======== Provided information

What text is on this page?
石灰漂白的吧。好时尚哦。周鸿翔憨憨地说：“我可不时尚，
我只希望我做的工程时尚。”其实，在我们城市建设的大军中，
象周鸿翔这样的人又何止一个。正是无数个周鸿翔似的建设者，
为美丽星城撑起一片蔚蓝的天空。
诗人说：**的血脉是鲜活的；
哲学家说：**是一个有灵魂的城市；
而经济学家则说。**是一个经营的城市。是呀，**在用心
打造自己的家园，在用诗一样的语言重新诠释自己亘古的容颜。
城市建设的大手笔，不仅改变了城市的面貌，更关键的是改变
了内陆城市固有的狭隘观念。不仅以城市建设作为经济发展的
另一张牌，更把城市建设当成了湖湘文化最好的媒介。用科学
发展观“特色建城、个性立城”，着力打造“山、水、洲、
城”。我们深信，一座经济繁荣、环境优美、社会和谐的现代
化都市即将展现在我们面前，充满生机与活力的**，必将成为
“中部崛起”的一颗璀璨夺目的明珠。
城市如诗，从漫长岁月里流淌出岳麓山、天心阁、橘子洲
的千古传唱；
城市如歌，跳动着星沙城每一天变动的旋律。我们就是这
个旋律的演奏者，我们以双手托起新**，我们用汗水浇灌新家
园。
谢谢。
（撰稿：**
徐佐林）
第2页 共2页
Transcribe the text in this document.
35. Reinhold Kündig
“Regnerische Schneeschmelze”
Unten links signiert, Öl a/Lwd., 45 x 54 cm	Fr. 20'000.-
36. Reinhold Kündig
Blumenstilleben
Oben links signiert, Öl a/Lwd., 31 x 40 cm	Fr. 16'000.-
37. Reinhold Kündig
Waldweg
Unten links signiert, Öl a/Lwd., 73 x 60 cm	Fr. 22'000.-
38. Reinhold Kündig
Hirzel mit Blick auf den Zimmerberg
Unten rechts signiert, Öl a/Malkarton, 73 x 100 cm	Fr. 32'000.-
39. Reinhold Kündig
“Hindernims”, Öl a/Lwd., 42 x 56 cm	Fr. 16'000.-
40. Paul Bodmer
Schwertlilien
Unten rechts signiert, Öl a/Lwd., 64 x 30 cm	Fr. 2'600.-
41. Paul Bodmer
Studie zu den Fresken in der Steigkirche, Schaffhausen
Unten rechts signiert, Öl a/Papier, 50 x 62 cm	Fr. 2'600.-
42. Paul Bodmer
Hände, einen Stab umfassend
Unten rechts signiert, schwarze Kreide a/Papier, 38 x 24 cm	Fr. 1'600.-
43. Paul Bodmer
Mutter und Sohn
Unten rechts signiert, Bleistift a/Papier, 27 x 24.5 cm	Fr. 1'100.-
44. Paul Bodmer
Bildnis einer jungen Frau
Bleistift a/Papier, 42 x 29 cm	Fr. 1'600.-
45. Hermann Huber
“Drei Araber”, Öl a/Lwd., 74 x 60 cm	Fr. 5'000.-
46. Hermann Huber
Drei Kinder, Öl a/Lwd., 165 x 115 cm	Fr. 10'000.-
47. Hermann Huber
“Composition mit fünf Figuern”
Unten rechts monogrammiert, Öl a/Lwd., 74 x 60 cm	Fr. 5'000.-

================

[The problem]:
Using the listing above, please repeat every entry exactly.

[Result of the exercise]:
What text is on this page?
石灰漂白的吧。好时尚哦。周鸿翔憨憨地说：“我可不时尚，
我只希望我做的工程时尚。”其实，在我们城市建设的大军中，
象周鸿翔这样的人又何止一个。正是无数个周鸿翔似的建设者，
为美丽星城撑起一片蔚蓝的天空。
诗人说：**的血脉是鲜活的；
哲学家说：**是一个有灵魂的城市；
而经济学家则说。**是一个经营的城市。是呀，**在用心
打造自己的家园，在用诗一样的语言重新诠释自己亘古的容颜。
城市建设的大手笔，不仅改变了城市的面貌，更关键的是改变
了内陆城市固有的狭隘观念。不仅以城市建设作为经济发展的
另一张牌，更把城市建设当成了湖湘文化最好的媒介。用科学
发展观“特色建城、个性立城”，着力打造“山、水、洲、
城”。我们深信，一座经济繁荣、环境优美、社会和谐的现代
化都市即将展现在我们面前，充满生机与活力的**，必将成为
“中部崛起”的一颗璀璨夺目的明珠。
城市如诗，从漫长岁月里流淌出岳麓山、天心阁、橘子洲
的千古传唱；
城市如歌，跳动着星沙城每一天变动的旋律。我们就是这
个旋律的演奏者，我们以双手托起新**，我们用汗水浇灌新家
园。
谢谢。
（撰稿：**
徐佐林）
第2页 共2页
Transcribe the text in this document.
35. Reinhold Kündig
“Regnerische Schneeschmelze”
Unten links signiert, Öl a/Lwd., 45 x 54 cm	Fr. 20'000.-
36. Reinhold Kündig
Blumenstilleben
Oben links signiert, Öl a/Lwd., 31 x 40 cm	Fr. 16'000.-
37. Reinhold Kündig
Waldweg
Unten links signiert, Öl a/Lwd., 73 x 60 cm	Fr. 22'000.-
38. Reinhold Kündig
Hirzel mit Blick auf den Zimmerberg
Unten rechts signiert, Öl a/Malkarton, 73 x 100 cm	Fr. 32'000.-
39. Reinhold Kündig
“Hindernims”, Öl a/Lwd., 42 x 56 cm	Fr. 16'000.-
40. Paul Bodmer
Schwertlilien
Unten rechts signiert, Öl a/Lwd., 64 x 30 cm	Fr. 2'600.-
41. Paul Bodmer
Studie zu den Fresken in der Steigkirche, Schaffhausen
Unten rechts signiert, Öl a/Papier, 50 x 62 cm	Fr. 2'600.-
42. Paul Bodmer
Hände, einen Stab umfassend
Unten rechts signiert, schwarze Kreide a/Papier, 38 x 24 cm	Fr. 1'600.-
43. Paul Bodmer
Mutter und Sohn
Unten rechts signiert, Bleistift a/Papier, 27 x 24.5 cm	Fr. 1'100.-
44. Paul Bodmer
Bildnis einer jungen Frau
Bleistift a/Papier, 42 x 29 cm	Fr. 1'600.-
45. Hermann Huber
“Drei Araber”, Öl a/Lwd., 74 x 60 cm	Fr. 5'000.-
46. Hermann Huber
Drei Kinder, Öl a/Lwd., 165 x 115 cm	Fr. 10'000.-
47. Hermann Huber
“Composition mit fünf Figuern”
Unten rechts monogrammiert, Öl a/Lwd., 74 x 60 cm	Fr. 5'000.-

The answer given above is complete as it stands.